▼
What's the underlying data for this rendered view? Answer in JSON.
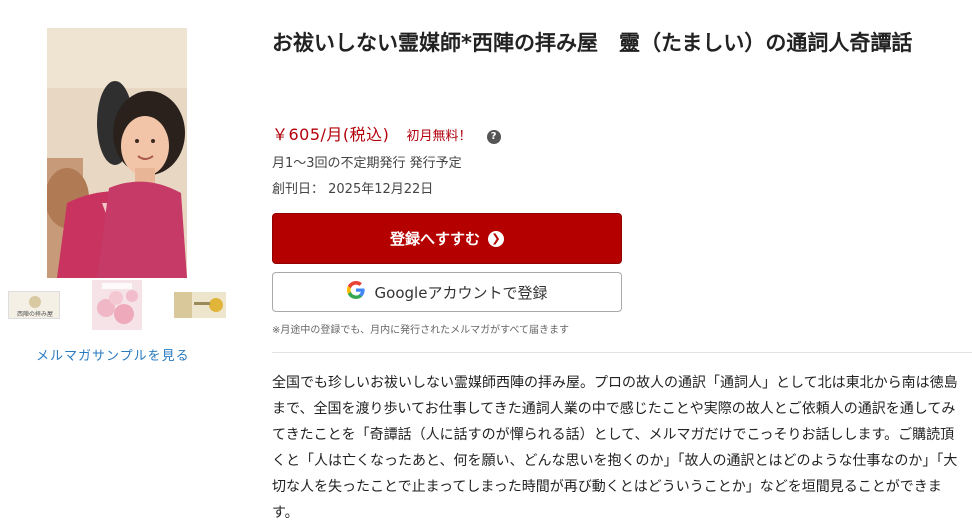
{
  "newsletter": {
    "title": "お祓いしない霊媒師*西陣の拝み屋　靈（たましい）の通詞人奇譚話",
    "price": "￥605/月(税込)",
    "promo": "初月無料！",
    "help_icon": "?",
    "frequency": "月1～3回の不定期発行 発行予定",
    "first_issue": "創刊日：  2025年12月22日",
    "description": "全国でも珍しいお祓いしない霊媒師西陣の拝み屋。プロの故人の通訳「通詞人」として北は東北から南は徳島まで、全国を渡り歩いてお仕事してきた通詞人業の中で感じたことや実際の故人とご依頼人の通訳を通してみてきたことを「奇譚話（人に話すのが憚られる話）として、メルマガだけでこっそりお話しします。ご購読頂くと「人は亡くなったあと、何を願い、どんな思いを抱くのか」「故人の通訳とはどのような仕事なのか」「大切な人を失ったことで止まってしまった時間が再び動くとはどういうことか」などを垣間見ることができます。"
  },
  "gallery": {
    "main_image": "author-photo",
    "thumbnails": [
      "thumbnail-logo",
      "thumbnail-pink-flowers",
      "thumbnail-gold-banner"
    ],
    "thumb1_text": "西陣の拝み屋",
    "sample_link": "メルマガサンプルを見る"
  },
  "actions": {
    "register": "登録へすすむ",
    "google": "Googleアカウントで登録",
    "note": "※月途中の登録でも、月内に発行されたメルマガがすべて届きます"
  },
  "colors": {
    "accent_red": "#b50000",
    "price_red": "#b3000b",
    "link_blue": "#2a7ac0"
  }
}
▲
Objective:
Leave out the pictures and give the rest of the records again exactly.

Answer for this exercise:
What's the underlying data for this rendered view? Answer in JSON.
{
  "newsletter": {
    "title": "お祓いしない霊媒師*西陣の拝み屋　靈（たましい）の通詞人奇譚話",
    "price": "￥605/月(税込)",
    "promo": "初月無料！",
    "help_icon": "?",
    "frequency": "月1～3回の不定期発行 発行予定",
    "first_issue": "創刊日：  2025年12月22日",
    "description": "全国でも珍しいお祓いしない霊媒師西陣の拝み屋。プロの故人の通訳「通詞人」として北は東北から南は徳島まで、全国を渡り歩いてお仕事してきた通詞人業の中で感じたことや実際の故人とご依頼人の通訳を通してみてきたことを「奇譚話（人に話すのが憚られる話）として、メルマガだけでこっそりお話しします。ご購読頂くと「人は亡くなったあと、何を願い、どんな思いを抱くのか」「故人の通訳とはどのような仕事なのか」「大切な人を失ったことで止まってしまった時間が再び動くとはどういうことか」などを垣間見ることができます。"
  },
  "gallery": {
    "main_image": "author-photo",
    "thumbnails": [
      "thumbnail-logo",
      "thumbnail-pink-flowers",
      "thumbnail-gold-banner"
    ],
    "thumb1_text": "西陣の拝み屋",
    "sample_link": "メルマガサンプルを見る"
  },
  "actions": {
    "register": "登録へすすむ",
    "google": "Googleアカウントで登録",
    "note": "※月途中の登録でも、月内に発行されたメルマガがすべて届きます"
  },
  "colors": {
    "accent_red": "#b50000",
    "price_red": "#b3000b",
    "link_blue": "#2a7ac0"
  }
}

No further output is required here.